● SHORT TASK
Lines containing the word "若只将a" should be extracted in full.
[begin DATASET CONTENT]
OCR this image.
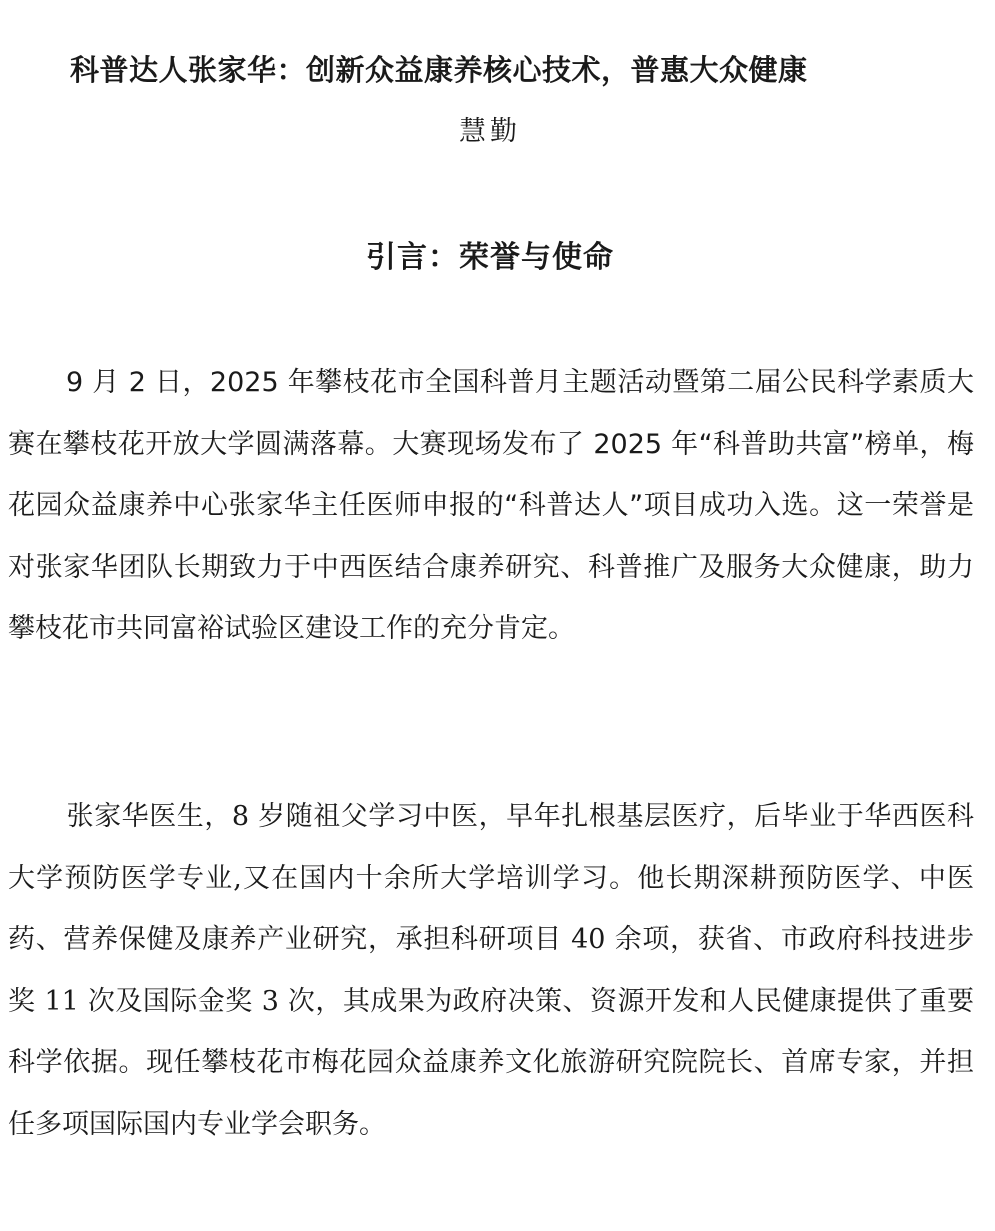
科普达人张家华：创新众益康养核心技术，普惠大众健康
慧勤
引言：荣誉与使命

9 月 2 日，2025 年攀枝花市全国科普月主题活动暨第二届公民科学素质大赛在攀枝花开放大学圆满落幕。大赛现场发布了 2025 年“科普助共富”榜单，梅花园众益康养中心张家华主任医师申报的“科普达人”项目成功入选。这一荣誉是对张家华团队长期致力于中西医结合康养研究、科普推广及服务大众健康，助力攀枝花市共同富裕试验区建设工作的充分肯定。

张家华医生，8 岁随祖父学习中医，早年扎根基层医疗，后毕业于华西医科大学预防医学专业,又在国内十余所大学培训学习。他长期深耕预防医学、中医药、营养保健及康养产业研究，承担科研项目 40 余项，获省、市政府科技进步奖 11 次及国际金奖 3 次，其成果为政府决策、资源开发和人民健康提供了重要科学依据。现任攀枝花市梅花园众益康养文化旅游研究院院长、首席专家，并担任多项国际国内专业学会职务。
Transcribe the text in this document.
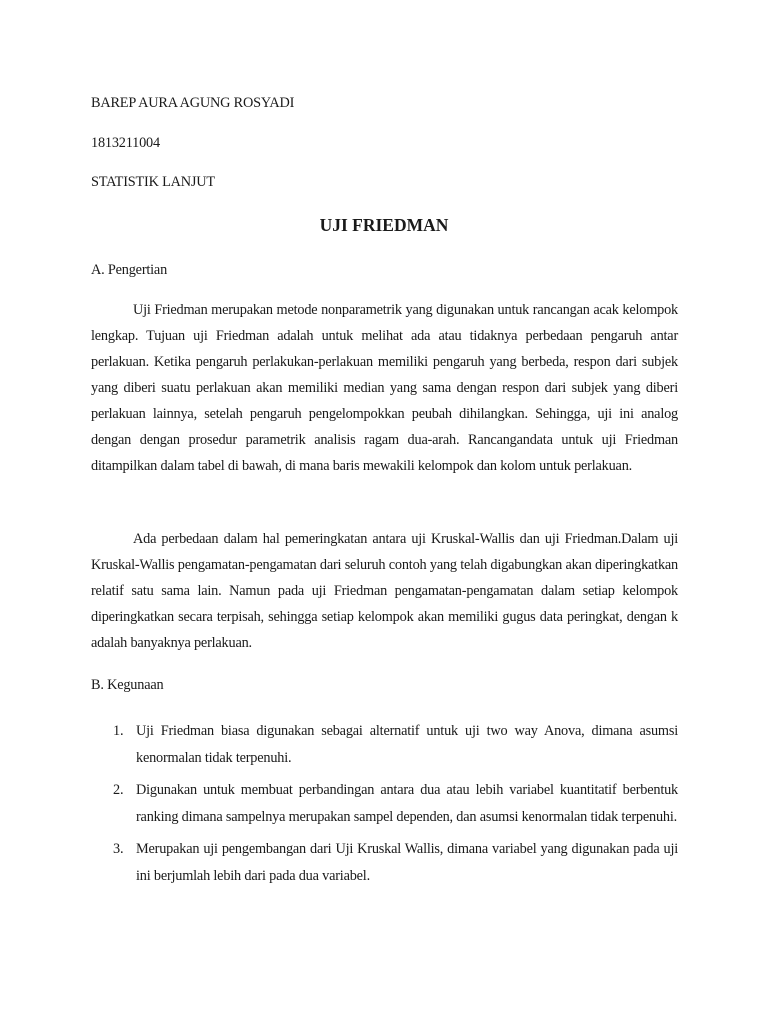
BAREP AURA AGUNG ROSYADI

1813211004

STATISTIK LANJUT

UJI FRIEDMAN

A. Pengertian

Uji Friedman merupakan metode nonparametrik yang digunakan untuk rancangan acak kelompok lengkap. Tujuan uji Friedman adalah untuk melihat ada atau tidaknya perbedaan pengaruh antar perlakuan. Ketika pengaruh perlakukan-perlakuan memiliki pengaruh yang berbeda, respon dari subjek yang diberi suatu perlakuan akan memiliki median yang sama dengan respon dari subjek yang diberi perlakuan lainnya, setelah pengaruh pengelompokkan peubah dihilangkan. Sehingga, uji ini analog dengan dengan prosedur parametrik analisis ragam dua-arah. Rancangandata untuk uji Friedman ditampilkan dalam tabel di bawah, di mana baris mewakili kelompok dan kolom untuk perlakuan.

Ada perbedaan dalam hal pemeringkatan antara uji Kruskal-Wallis dan uji Friedman.Dalam uji Kruskal-Wallis pengamatan-pengamatan dari seluruh contoh yang telah digabungkan akan diperingkatkan relatif satu sama lain. Namun pada uji Friedman pengamatan-pengamatan dalam setiap kelompok diperingkatkan secara terpisah, sehingga setiap kelompok akan memiliki gugus data peringkat, dengan k adalah banyaknya perlakuan.

B. Kegunaan

1. Uji Friedman biasa digunakan sebagai alternatif untuk uji two way Anova, dimana asumsi kenormalan tidak terpenuhi.
2. Digunakan untuk membuat perbandingan antara dua atau lebih variabel kuantitatif berbentuk ranking dimana sampelnya merupakan sampel dependen, dan asumsi kenormalan tidak terpenuhi.
3. Merupakan uji pengembangan dari Uji Kruskal Wallis, dimana variabel yang digunakan pada uji ini berjumlah lebih dari pada dua variabel.
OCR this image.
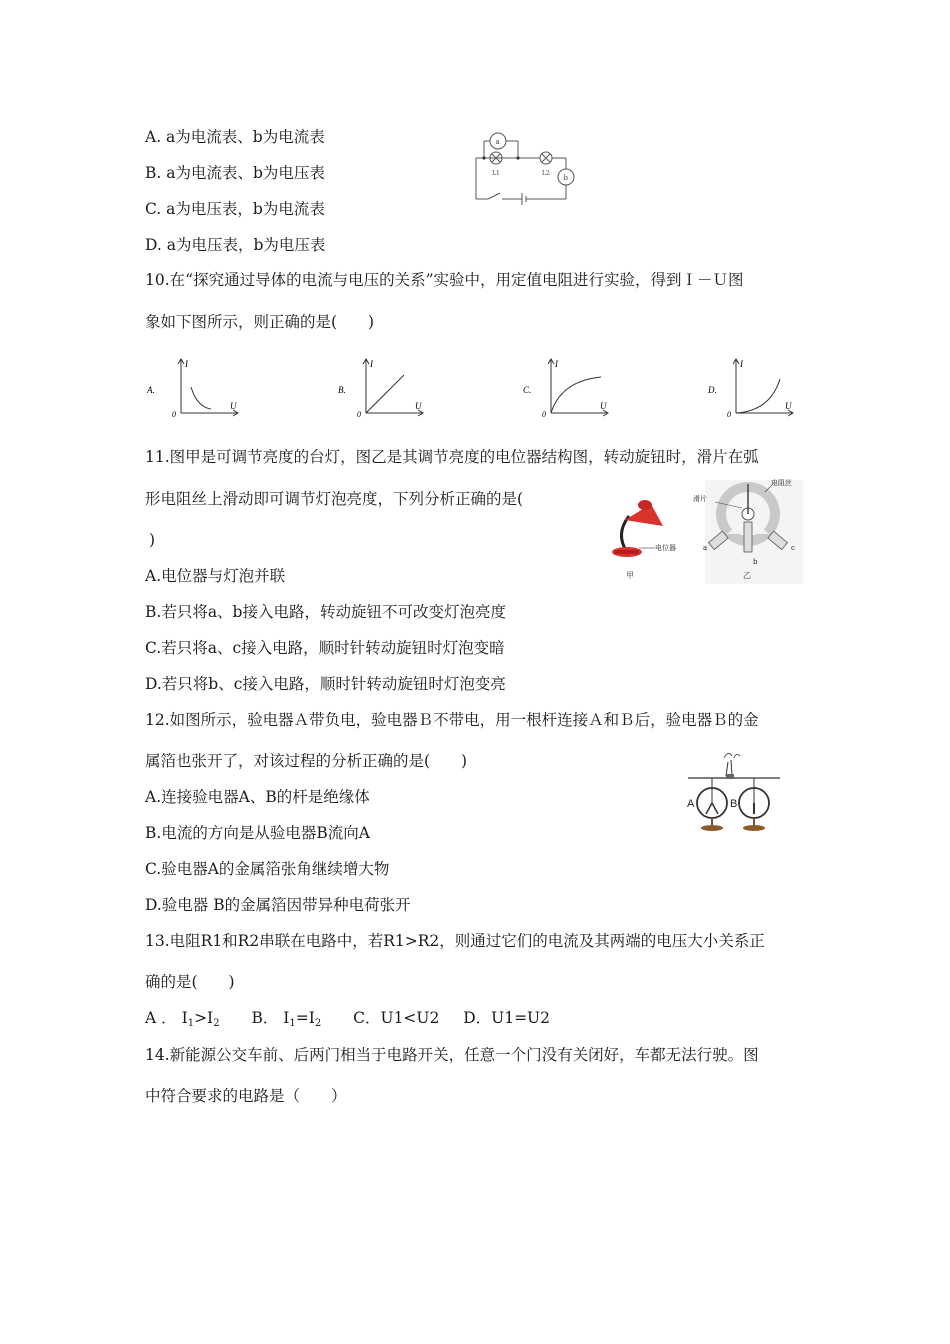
A. a为电流表、b为电流表
B. a为电流表、b为电压表
C. a为电压表，b为电流表
D. a为电压表，b为电压表
a
b
L1	L2
10.在“探究通过导体的电流与电压的关系”实验中，用定值电阻进行实验，得到Ｉ－Ｕ图
象如下图所示，则正确的是(　　)
A.
I
U
0
B.
I
U
0
C.
I
U
0
D.
I
U
0
11.图甲是可调节亮度的台灯，图乙是其调节亮度的电位器结构图，转动旋钮时，滑片在弧
形电阻丝上滑动即可调节灯泡亮度，下列分析正确的是(
)
A.电位器与灯泡并联
B.若只将a、b接入电路，转动旋钮不可改变灯泡亮度
C.若只将a、c接入电路，顺时针转动旋钮时灯泡变暗
D.若只将b、c接入电路，顺时针转动旋钮时灯泡变亮
电位器
甲
滑片
电阻丝
a
b
c
乙
12.如图所示，验电器Ａ带负电，验电器Ｂ不带电，用一根杆连接Ａ和Ｂ后，验电器Ｂ的金
属箔也张开了，对该过程的分析正确的是(　　)
A.连接验电器A、B的杆是绝缘体
B.电流的方向是从验电器B流向A
C.验电器A的金属箔张角继续增大物
D.验电器 B的金属箔因带异种电荷张开
A	B
13.电阻R1和R2串联在电路中，若R1>R2，则通过它们的电流及其两端的电压大小关系正
确的是(　　)
A ． $I_1>I_2$ B． $I_1=I_2$ C．U1<U2 D．U1=U2
14.新能源公交车前、后两门相当于电路开关，任意一个门没有关闭好，车都无法行驶。图
中符合要求的电路是（　　）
[end DATASET CONTENT]
● SOLUTION TO THE EXERCISE
B.若只将a、b接入电路，转动旋钮不可改变灯泡亮度
C.若只将a、c接入电路，顺时针转动旋钮时灯泡变暗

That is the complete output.